Saved entries:
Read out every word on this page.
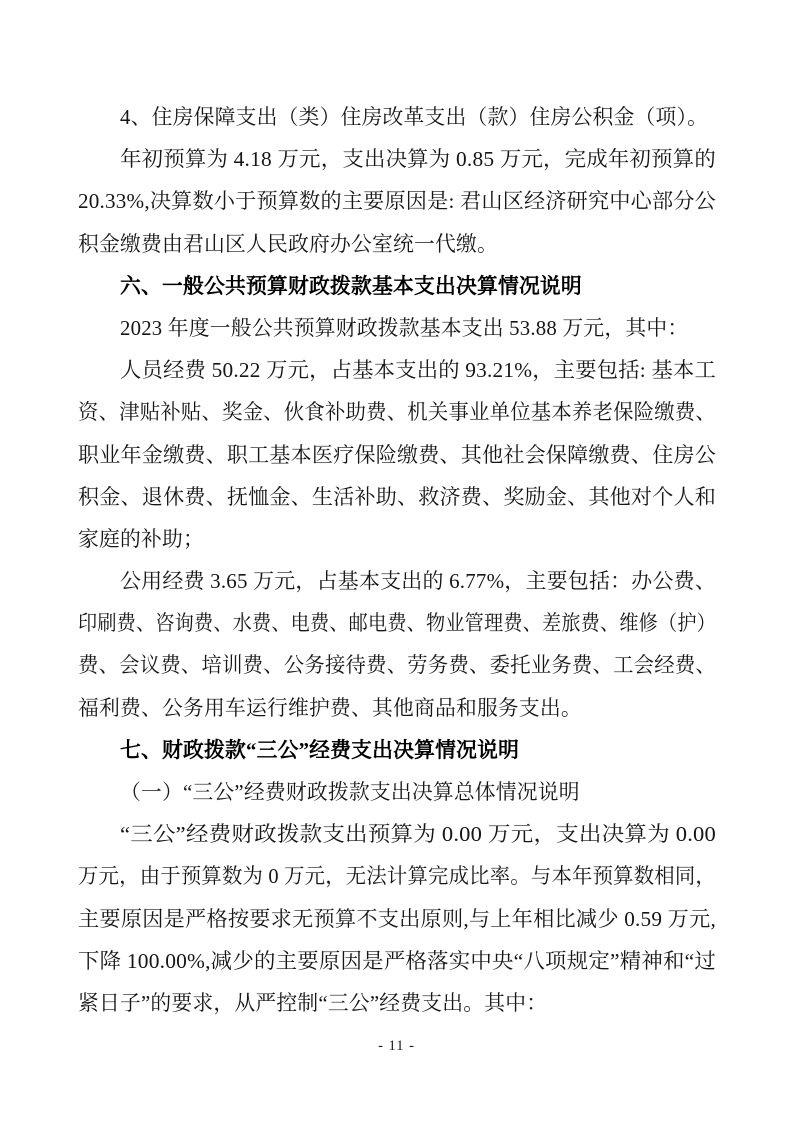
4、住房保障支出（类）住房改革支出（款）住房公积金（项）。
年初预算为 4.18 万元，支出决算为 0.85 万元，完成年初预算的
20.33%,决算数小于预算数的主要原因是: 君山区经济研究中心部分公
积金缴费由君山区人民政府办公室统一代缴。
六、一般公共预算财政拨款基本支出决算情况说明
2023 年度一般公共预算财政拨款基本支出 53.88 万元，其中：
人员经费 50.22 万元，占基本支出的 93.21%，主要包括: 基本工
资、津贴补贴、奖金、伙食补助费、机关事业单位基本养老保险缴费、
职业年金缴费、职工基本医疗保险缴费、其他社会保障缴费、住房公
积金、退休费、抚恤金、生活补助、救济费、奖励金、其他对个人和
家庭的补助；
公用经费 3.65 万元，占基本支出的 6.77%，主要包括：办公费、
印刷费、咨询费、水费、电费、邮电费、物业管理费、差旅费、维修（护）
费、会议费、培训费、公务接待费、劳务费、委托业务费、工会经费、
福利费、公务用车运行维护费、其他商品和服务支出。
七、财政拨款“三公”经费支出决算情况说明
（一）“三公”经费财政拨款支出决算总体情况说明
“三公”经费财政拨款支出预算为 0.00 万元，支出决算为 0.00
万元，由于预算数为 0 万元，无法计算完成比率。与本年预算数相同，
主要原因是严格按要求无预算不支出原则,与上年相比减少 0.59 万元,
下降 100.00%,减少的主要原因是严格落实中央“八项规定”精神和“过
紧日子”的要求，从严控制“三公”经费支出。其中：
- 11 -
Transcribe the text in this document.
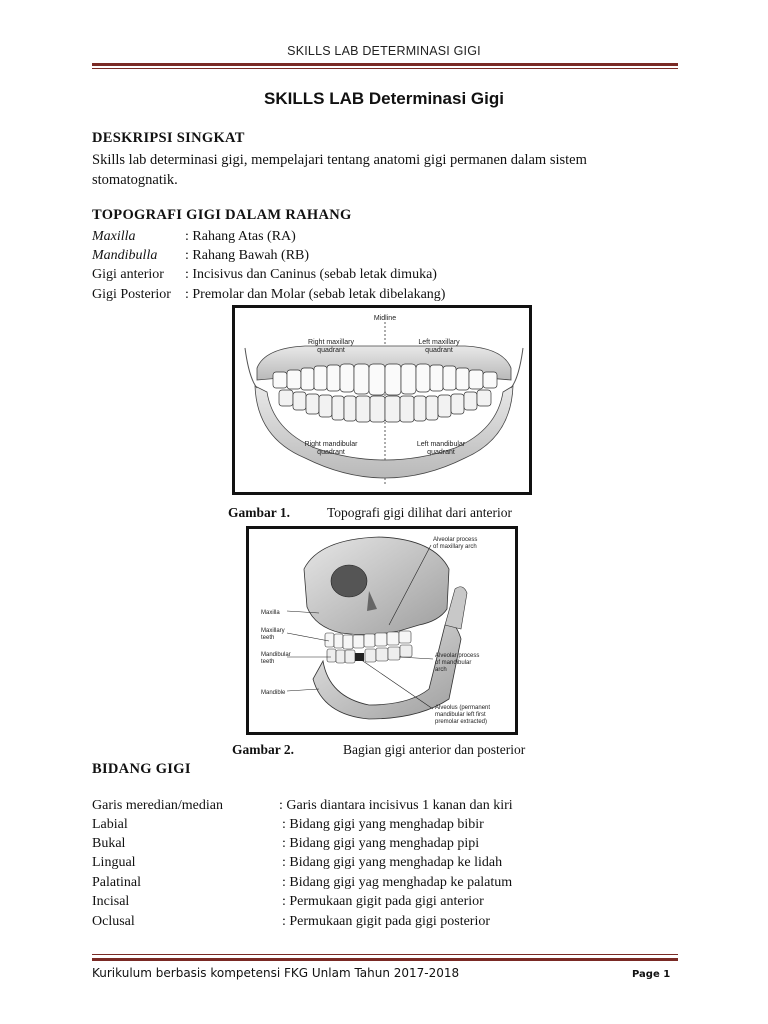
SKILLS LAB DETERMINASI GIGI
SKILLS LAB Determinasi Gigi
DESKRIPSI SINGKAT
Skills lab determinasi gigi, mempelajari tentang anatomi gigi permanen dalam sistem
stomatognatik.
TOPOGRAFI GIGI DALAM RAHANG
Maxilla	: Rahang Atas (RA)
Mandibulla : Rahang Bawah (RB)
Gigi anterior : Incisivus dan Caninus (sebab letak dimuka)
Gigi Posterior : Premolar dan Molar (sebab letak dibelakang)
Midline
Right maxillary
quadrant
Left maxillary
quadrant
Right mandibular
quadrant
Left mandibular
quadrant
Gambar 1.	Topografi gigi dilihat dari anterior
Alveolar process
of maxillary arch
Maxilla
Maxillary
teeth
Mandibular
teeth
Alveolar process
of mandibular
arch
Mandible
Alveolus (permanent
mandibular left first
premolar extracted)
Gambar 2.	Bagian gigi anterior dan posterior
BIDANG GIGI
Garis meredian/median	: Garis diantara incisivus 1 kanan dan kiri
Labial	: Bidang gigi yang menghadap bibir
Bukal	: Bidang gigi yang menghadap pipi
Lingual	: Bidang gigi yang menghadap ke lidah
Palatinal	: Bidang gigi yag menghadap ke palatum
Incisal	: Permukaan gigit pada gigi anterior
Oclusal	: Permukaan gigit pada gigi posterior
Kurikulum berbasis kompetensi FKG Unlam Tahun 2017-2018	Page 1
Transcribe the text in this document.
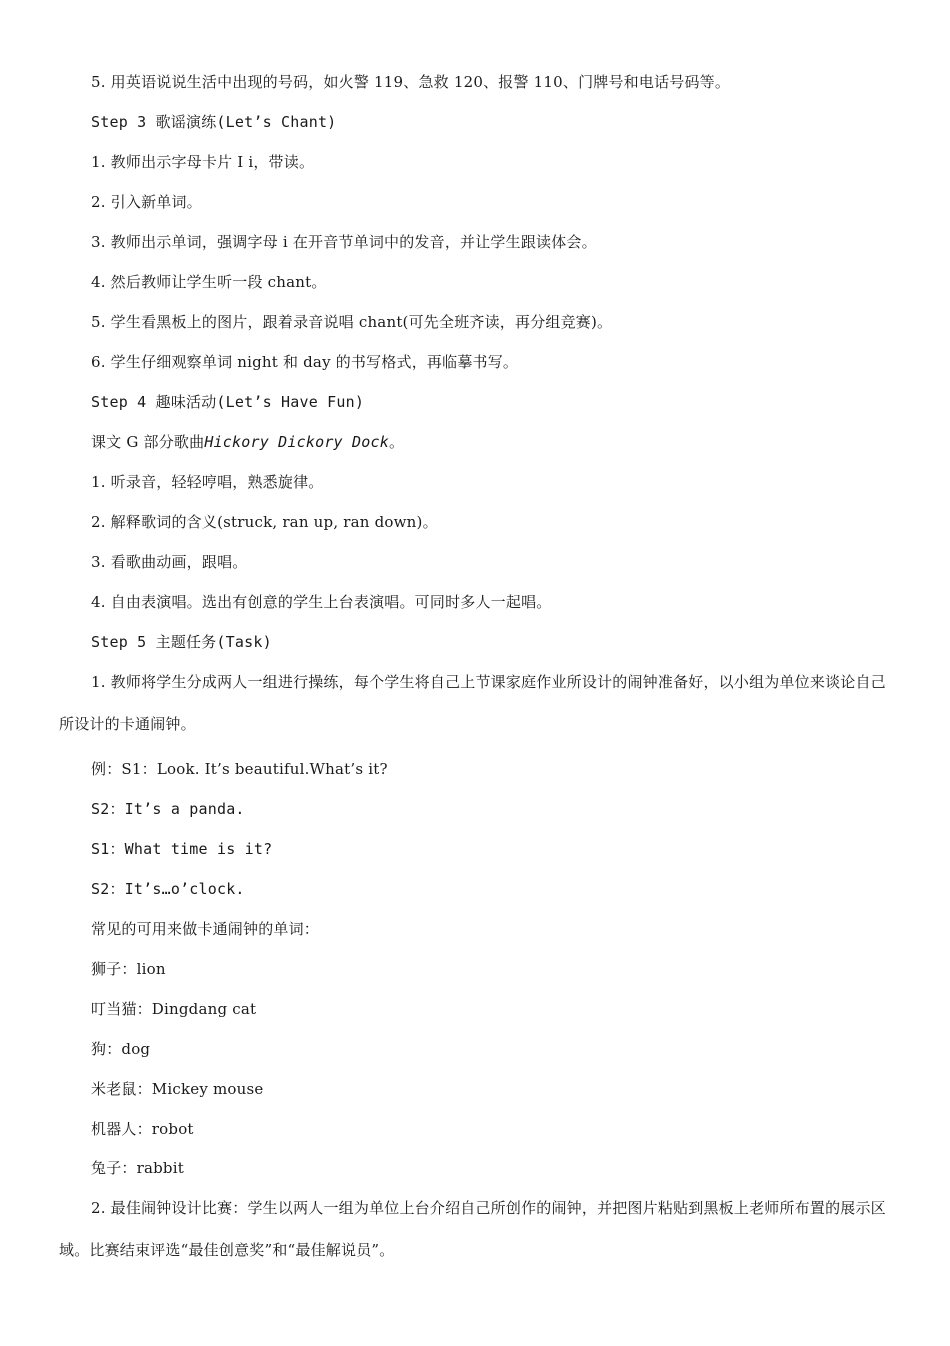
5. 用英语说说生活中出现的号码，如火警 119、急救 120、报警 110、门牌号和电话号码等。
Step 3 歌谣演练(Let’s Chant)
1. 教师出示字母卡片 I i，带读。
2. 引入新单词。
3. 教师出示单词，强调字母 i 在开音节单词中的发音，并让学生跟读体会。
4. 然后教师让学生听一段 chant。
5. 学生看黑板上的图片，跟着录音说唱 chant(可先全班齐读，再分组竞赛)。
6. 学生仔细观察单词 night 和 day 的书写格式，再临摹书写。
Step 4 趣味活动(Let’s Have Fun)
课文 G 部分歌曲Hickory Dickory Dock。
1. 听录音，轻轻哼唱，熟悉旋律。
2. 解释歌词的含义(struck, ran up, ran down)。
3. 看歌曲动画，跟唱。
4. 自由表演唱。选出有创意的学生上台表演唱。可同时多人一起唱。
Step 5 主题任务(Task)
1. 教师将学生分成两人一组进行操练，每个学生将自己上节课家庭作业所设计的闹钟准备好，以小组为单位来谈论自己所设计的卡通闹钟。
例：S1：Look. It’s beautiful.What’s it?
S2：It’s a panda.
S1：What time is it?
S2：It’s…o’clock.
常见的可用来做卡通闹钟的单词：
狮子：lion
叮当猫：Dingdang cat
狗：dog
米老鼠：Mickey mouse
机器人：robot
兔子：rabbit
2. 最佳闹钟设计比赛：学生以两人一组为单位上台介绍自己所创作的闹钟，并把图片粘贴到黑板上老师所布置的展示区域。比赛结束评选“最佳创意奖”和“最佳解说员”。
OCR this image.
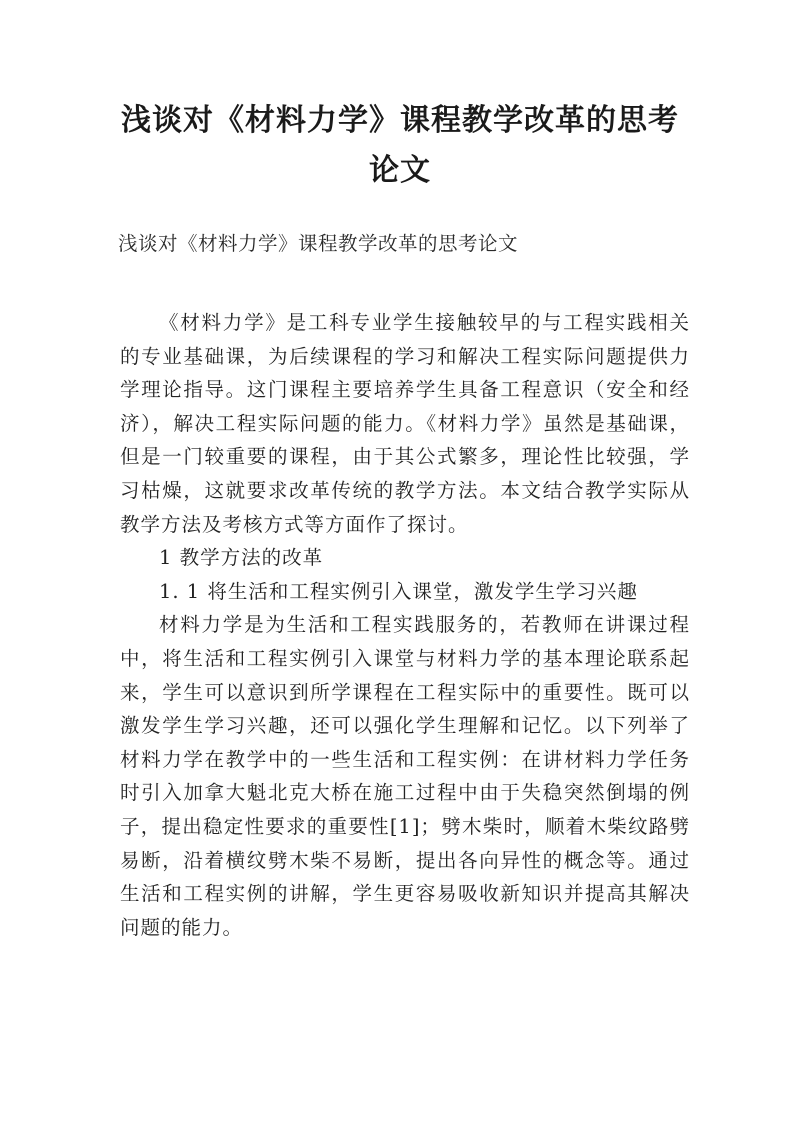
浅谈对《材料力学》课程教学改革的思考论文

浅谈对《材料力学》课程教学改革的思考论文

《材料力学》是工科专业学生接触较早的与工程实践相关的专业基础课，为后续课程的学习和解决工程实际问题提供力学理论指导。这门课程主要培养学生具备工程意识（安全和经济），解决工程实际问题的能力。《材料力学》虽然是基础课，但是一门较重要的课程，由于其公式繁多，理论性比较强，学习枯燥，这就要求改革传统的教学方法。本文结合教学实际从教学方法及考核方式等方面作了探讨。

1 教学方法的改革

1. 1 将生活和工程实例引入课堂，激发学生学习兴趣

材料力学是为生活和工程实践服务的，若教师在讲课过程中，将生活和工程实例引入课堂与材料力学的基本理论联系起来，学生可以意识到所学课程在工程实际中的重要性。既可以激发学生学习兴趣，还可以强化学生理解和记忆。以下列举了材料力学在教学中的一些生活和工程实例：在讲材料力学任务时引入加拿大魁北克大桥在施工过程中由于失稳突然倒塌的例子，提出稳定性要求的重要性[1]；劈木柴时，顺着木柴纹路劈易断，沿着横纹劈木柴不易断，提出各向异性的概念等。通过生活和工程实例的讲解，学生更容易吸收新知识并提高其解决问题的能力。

_PROBLEM REQUIREMENTS_.
Without including the pictures, return each record above exactly as it stands.

_WRITTEN RESPONSE_.
Read out every word on this page.
4、住房保障支出（类）住房改革支出（款）住房公积金（项）。
年初预算为 4.18 万元，支出决算为 0.85 万元，完成年初预算的
20.33%,决算数小于预算数的主要原因是: 君山区经济研究中心部分公
积金缴费由君山区人民政府办公室统一代缴。
六、一般公共预算财政拨款基本支出决算情况说明
2023 年度一般公共预算财政拨款基本支出 53.88 万元，其中：
人员经费 50.22 万元，占基本支出的 93.21%，主要包括: 基本工
资、津贴补贴、奖金、伙食补助费、机关事业单位基本养老保险缴费、
职业年金缴费、职工基本医疗保险缴费、其他社会保障缴费、住房公
积金、退休费、抚恤金、生活补助、救济费、奖励金、其他对个人和
家庭的补助；
公用经费 3.65 万元，占基本支出的 6.77%，主要包括：办公费、
印刷费、咨询费、水费、电费、邮电费、物业管理费、差旅费、维修（护）
费、会议费、培训费、公务接待费、劳务费、委托业务费、工会经费、
福利费、公务用车运行维护费、其他商品和服务支出。
七、财政拨款“三公”经费支出决算情况说明
（一）“三公”经费财政拨款支出决算总体情况说明
“三公”经费财政拨款支出预算为 0.00 万元，支出决算为 0.00
万元，由于预算数为 0 万元，无法计算完成比率。与本年预算数相同，
主要原因是严格按要求无预算不支出原则,与上年相比减少 0.59 万元,
下降 100.00%,减少的主要原因是严格落实中央“八项规定”精神和“过
紧日子”的要求，从严控制“三公”经费支出。其中：
- 11 -
Transcribe the text in this document.
SKILLS LAB DETERMINASI GIGI
SKILLS LAB Determinasi Gigi
DESKRIPSI SINGKAT
Skills lab determinasi gigi, mempelajari tentang anatomi gigi permanen dalam sistem
stomatognatik.
TOPOGRAFI GIGI DALAM RAHANG
Maxilla	: Rahang Atas (RA)
Mandibulla : Rahang Bawah (RB)
Gigi anterior : Incisivus dan Caninus (sebab letak dimuka)
Gigi Posterior : Premolar dan Molar (sebab letak dibelakang)
Midline
Right maxillary
quadrant
Left maxillary
quadrant
Right mandibular
quadrant
Left mandibular
quadrant
Gambar 1.	Topografi gigi dilihat dari anterior
Alveolar process
of maxillary arch
Maxilla
Maxillary
teeth
Mandibular
teeth
Alveolar process
of mandibular
arch
Mandible
Alveolus (permanent
mandibular left first
premolar extracted)
Gambar 2.	Bagian gigi anterior dan posterior
BIDANG GIGI
Garis meredian/median	: Garis diantara incisivus 1 kanan dan kiri
Labial	: Bidang gigi yang menghadap bibir
Bukal	: Bidang gigi yang menghadap pipi
Lingual	: Bidang gigi yang menghadap ke lidah
Palatinal	: Bidang gigi yag menghadap ke palatum
Incisal	: Permukaan gigit pada gigi anterior
Oclusal	: Permukaan gigit pada gigi posterior
Kurikulum berbasis kompetensi FKG Unlam Tahun 2017-2018	Page 1
Transcribe the text in this document.
5. 用英语说说生活中出现的号码，如火警 119、急救 120、报警 110、门牌号和电话号码等。
Step 3 歌谣演练(Let’s Chant)
1. 教师出示字母卡片 I i，带读。
2. 引入新单词。
3. 教师出示单词，强调字母 i 在开音节单词中的发音，并让学生跟读体会。
4. 然后教师让学生听一段 chant。
5. 学生看黑板上的图片，跟着录音说唱 chant(可先全班齐读，再分组竞赛)。
6. 学生仔细观察单词 night 和 day 的书写格式，再临摹书写。
Step 4 趣味活动(Let’s Have Fun)
课文 G 部分歌曲Hickory Dickory Dock。
1. 听录音，轻轻哼唱，熟悉旋律。
2. 解释歌词的含义(struck, ran up, ran down)。
3. 看歌曲动画，跟唱。
4. 自由表演唱。选出有创意的学生上台表演唱。可同时多人一起唱。
Step 5 主题任务(Task)
1. 教师将学生分成两人一组进行操练，每个学生将自己上节课家庭作业所设计的闹钟准备好，以小组为单位来谈论自己所设计的卡通闹钟。
例：S1：Look. It’s beautiful.What’s it?
S2：It’s a panda.
S1：What time is it?
S2：It’s…o’clock.
常见的可用来做卡通闹钟的单词：
狮子：lion
叮当猫：Dingdang cat
狗：dog
米老鼠：Mickey mouse
机器人：robot
兔子：rabbit
2. 最佳闹钟设计比赛：学生以两人一组为单位上台介绍自己所创作的闹钟，并把图片粘贴到黑板上老师所布置的展示区域。比赛结束评选“最佳创意奖”和“最佳解说员”。
OCR this image.
浅谈对《材料力学》课程教学改革的思考论文

浅谈对《材料力学》课程教学改革的思考论文

《材料力学》是工科专业学生接触较早的与工程实践相关的专业基础课，为后续课程的学习和解决工程实际问题提供力学理论指导。这门课程主要培养学生具备工程意识（安全和经济），解决工程实际问题的能力。《材料力学》虽然是基础课，但是一门较重要的课程，由于其公式繁多，理论性比较强，学习枯燥，这就要求改革传统的教学方法。本文结合教学实际从教学方法及考核方式等方面作了探讨。

1 教学方法的改革

1. 1 将生活和工程实例引入课堂，激发学生学习兴趣

材料力学是为生活和工程实践服务的，若教师在讲课过程中，将生活和工程实例引入课堂与材料力学的基本理论联系起来，学生可以意识到所学课程在工程实际中的重要性。既可以激发学生学习兴趣，还可以强化学生理解和记忆。以下列举了材料力学在教学中的一些生活和工程实例：在讲材料力学任务时引入加拿大魁北克大桥在施工过程中由于失稳突然倒塌的例子，提出稳定性要求的重要性[1]；劈木柴时，顺着木柴纹路劈易断，沿着横纹劈木柴不易断，提出各向异性的概念等。通过生活和工程实例的讲解，学生更容易吸收新知识并提高其解决问题的能力。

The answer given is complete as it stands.